Objective: Return the lines where the word "this" occurs.

Excerpted records:
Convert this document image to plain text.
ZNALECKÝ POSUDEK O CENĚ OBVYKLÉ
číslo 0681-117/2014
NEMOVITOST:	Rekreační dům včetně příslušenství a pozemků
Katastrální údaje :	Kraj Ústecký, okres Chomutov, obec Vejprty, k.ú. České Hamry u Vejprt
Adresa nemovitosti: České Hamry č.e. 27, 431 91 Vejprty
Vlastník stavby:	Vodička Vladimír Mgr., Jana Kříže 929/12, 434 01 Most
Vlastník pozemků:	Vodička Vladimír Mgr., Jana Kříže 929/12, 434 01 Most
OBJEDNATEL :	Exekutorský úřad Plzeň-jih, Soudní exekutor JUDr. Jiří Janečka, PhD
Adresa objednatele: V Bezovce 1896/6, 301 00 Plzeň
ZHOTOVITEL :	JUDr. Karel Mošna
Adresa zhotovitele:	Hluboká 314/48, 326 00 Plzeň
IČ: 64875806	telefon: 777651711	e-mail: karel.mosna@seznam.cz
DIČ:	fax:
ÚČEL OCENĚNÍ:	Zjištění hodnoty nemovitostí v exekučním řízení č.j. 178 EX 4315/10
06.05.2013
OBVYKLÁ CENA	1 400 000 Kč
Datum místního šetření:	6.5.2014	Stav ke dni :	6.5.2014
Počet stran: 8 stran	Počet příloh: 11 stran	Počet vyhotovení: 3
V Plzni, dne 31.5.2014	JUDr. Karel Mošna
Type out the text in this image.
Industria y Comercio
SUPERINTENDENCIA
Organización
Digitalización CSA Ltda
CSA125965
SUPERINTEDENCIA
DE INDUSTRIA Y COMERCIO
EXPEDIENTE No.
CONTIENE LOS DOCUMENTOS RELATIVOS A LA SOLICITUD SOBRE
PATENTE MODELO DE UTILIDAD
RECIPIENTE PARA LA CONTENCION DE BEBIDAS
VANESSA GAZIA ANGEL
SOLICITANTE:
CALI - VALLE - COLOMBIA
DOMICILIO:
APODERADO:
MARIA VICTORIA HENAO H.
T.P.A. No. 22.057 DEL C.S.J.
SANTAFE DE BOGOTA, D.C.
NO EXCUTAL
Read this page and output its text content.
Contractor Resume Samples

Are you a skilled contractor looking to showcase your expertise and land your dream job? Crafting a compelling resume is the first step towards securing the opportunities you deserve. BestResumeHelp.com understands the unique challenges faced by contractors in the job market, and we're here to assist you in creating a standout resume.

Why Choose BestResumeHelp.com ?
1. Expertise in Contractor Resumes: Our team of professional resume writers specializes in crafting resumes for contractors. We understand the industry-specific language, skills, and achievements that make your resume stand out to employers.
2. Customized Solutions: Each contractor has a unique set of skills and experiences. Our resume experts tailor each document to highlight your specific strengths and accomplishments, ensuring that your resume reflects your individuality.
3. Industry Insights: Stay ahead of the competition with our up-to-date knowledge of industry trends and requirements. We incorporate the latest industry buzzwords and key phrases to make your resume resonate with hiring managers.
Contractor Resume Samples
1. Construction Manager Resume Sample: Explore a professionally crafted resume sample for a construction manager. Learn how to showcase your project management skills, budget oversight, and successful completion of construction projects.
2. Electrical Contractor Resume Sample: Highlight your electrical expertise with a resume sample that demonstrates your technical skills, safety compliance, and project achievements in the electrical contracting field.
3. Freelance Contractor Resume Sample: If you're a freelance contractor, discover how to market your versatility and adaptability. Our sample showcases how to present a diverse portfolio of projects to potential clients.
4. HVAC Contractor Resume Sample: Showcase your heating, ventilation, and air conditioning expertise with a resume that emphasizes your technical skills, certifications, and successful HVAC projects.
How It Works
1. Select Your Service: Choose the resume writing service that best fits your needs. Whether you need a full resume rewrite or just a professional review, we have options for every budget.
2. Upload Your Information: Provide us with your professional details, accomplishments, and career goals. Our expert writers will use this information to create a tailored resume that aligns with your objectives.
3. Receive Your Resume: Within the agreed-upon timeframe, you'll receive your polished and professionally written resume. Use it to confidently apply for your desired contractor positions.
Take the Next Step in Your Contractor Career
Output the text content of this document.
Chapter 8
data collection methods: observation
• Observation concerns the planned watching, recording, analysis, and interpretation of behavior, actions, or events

Result below:
Convert this document image to plain text.
Type out the text in this image.
Read this page and output its text content.
2. Upload Your Information: Provide us with your professional details, accomplishments, and career goals. Our expert writers will use this information to create a tailored resume that aligns with your objectives.
Output the text content of this document.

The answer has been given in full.